Below are the records; count the lines in which "Galliern" occurs and report only that number.

Records from a collection
════════

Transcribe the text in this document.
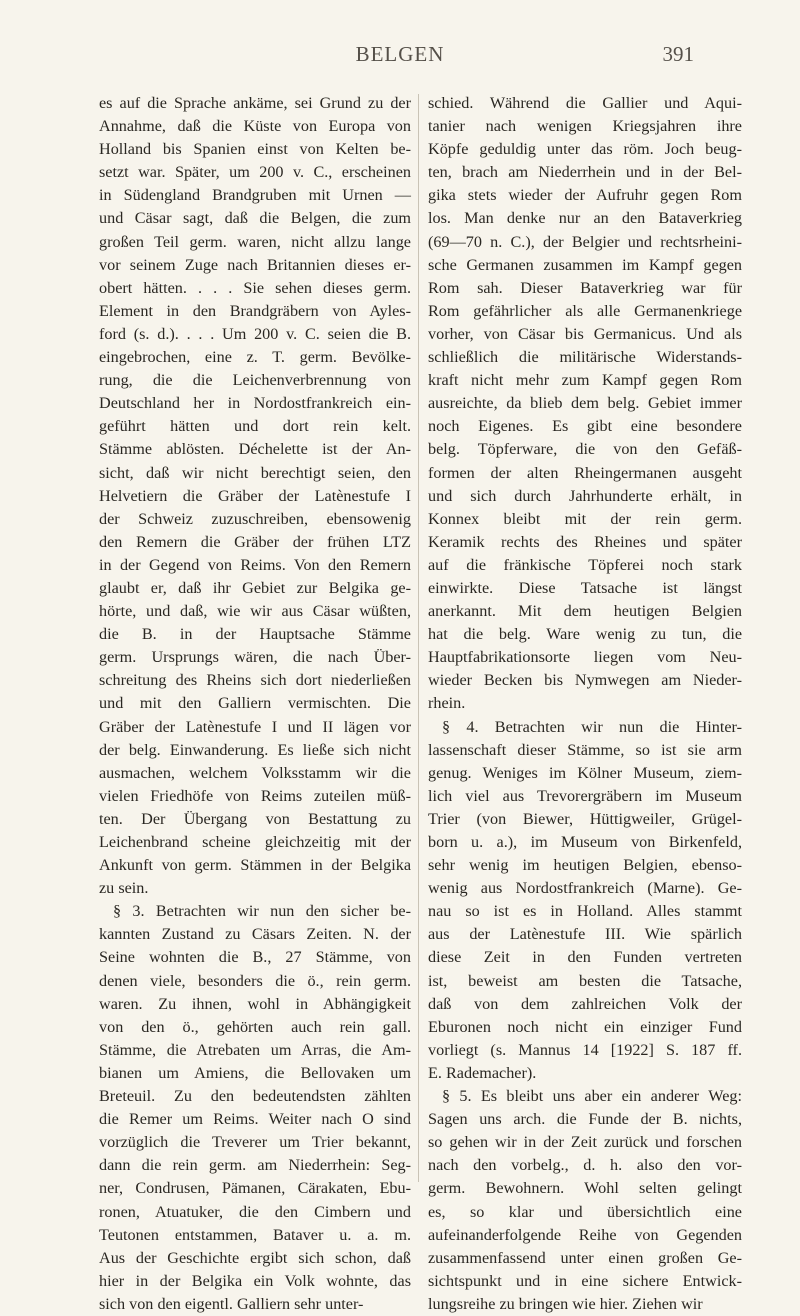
BELGEN	391
es auf die Sprache ankäme, sei Grund zu der
Annahme, daß die Küste von Europa von
Holland bis Spanien einst von Kelten be-
setzt war. Später, um 200 v. C., erscheinen
in Südengland Brandgruben mit Urnen —
und Cäsar sagt, daß die Belgen, die zum
großen Teil germ. waren, nicht allzu lange
vor seinem Zuge nach Britannien dieses er-
obert hätten. . . . Sie sehen dieses germ.
Element in den Brandgräbern von Ayles-
ford (s. d.). . . . Um 200 v. C. seien die B.
eingebrochen, eine z. T. germ. Bevölke-
rung, die die Leichenverbrennung von
Deutschland her in Nordostfrankreich ein-
geführt hätten und dort rein kelt.
Stämme ablösten. Déchelette ist der An-
sicht, daß wir nicht berechtigt seien, den
Helvetiern die Gräber der Latènestufe I
der Schweiz zuzuschreiben, ebensowenig
den Remern die Gräber der frühen LTZ
in der Gegend von Reims. Von den Remern
glaubt er, daß ihr Gebiet zur Belgika ge-
hörte, und daß, wie wir aus Cäsar wüßten,
die B. in der Hauptsache Stämme
germ. Ursprungs wären, die nach Über-
schreitung des Rheins sich dort niederließen
und mit den Galliern vermischten. Die
Gräber der Latènestufe I und II lägen vor
der belg. Einwanderung. Es ließe sich nicht
ausmachen, welchem Volksstamm wir die
vielen Friedhöfe von Reims zuteilen müß-
ten. Der Übergang von Bestattung zu
Leichenbrand scheine gleichzeitig mit der
Ankunft von germ. Stämmen in der Belgika
zu sein.
§ 3. Betrachten wir nun den sicher be-
kannten Zustand zu Cäsars Zeiten. N. der
Seine wohnten die B., 27 Stämme, von
denen viele, besonders die ö., rein germ.
waren. Zu ihnen, wohl in Abhängigkeit
von den ö., gehörten auch rein gall.
Stämme, die Atrebaten um Arras, die Am-
bianen um Amiens, die Bellovaken um
Breteuil. Zu den bedeutendsten zählten
die Remer um Reims. Weiter nach O sind
vorzüglich die Treverer um Trier bekannt,
dann die rein germ. am Niederrhein: Seg-
ner, Condrusen, Pämanen, Cärakaten, Ebu-
ronen, Atuatuker, die den Cimbern und
Teutonen entstammen, Bataver u. a. m.
Aus der Geschichte ergibt sich schon, daß
hier in der Belgika ein Volk wohnte, das
sich von den eigentl. Galliern sehr unter-
schied. Während die Gallier und Aqui-
tanier nach wenigen Kriegsjahren ihre
Köpfe geduldig unter das röm. Joch beug-
ten, brach am Niederrhein und in der Bel-
gika stets wieder der Aufruhr gegen Rom
los. Man denke nur an den Bataverkrieg
(69—70 n. C.), der Belgier und rechtsrheini-
sche Germanen zusammen im Kampf gegen
Rom sah. Dieser Bataverkrieg war für
Rom gefährlicher als alle Germanenkriege
vorher, von Cäsar bis Germanicus. Und als
schließlich die militärische Widerstands-
kraft nicht mehr zum Kampf gegen Rom
ausreichte, da blieb dem belg. Gebiet immer
noch Eigenes. Es gibt eine besondere
belg. Töpferware, die von den Gefäß-
formen der alten Rheingermanen ausgeht
und sich durch Jahrhunderte erhält, in
Konnex bleibt mit der rein germ.
Keramik rechts des Rheines und später
auf die fränkische Töpferei noch stark
einwirkte. Diese Tatsache ist längst
anerkannt. Mit dem heutigen Belgien
hat die belg. Ware wenig zu tun, die
Hauptfabrikationsorte liegen vom Neu-
wieder Becken bis Nymwegen am Nieder-
rhein.
§ 4. Betrachten wir nun die Hinter-
lassenschaft dieser Stämme, so ist sie arm
genug. Weniges im Kölner Museum, ziem-
lich viel aus Trevorergräbern im Museum
Trier (von Biewer, Hüttigweiler, Grügel-
born u. a.), im Museum von Birkenfeld,
sehr wenig im heutigen Belgien, ebenso-
wenig aus Nordostfrankreich (Marne). Ge-
nau so ist es in Holland. Alles stammt
aus der Latènestufe III. Wie spärlich
diese Zeit in den Funden vertreten
ist, beweist am besten die Tatsache,
daß von dem zahlreichen Volk der
Eburonen noch nicht ein einziger Fund
vorliegt (s. Mannus 14 [1922] S. 187 ff.
E. Rademacher).
§ 5. Es bleibt uns aber ein anderer Weg:
Sagen uns arch. die Funde der B. nichts,
so gehen wir in der Zeit zurück und forschen
nach den vorbelg., d. h. also den vor-
germ. Bewohnern. Wohl selten gelingt
es, so klar und übersichtlich eine
aufeinanderfolgende Reihe von Gegenden
zusammenfassend unter einen großen Ge-
sichtspunkt und in eine sichere Entwick-
lungsreihe zu bringen wie hier. Ziehen wir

════════

Reply
2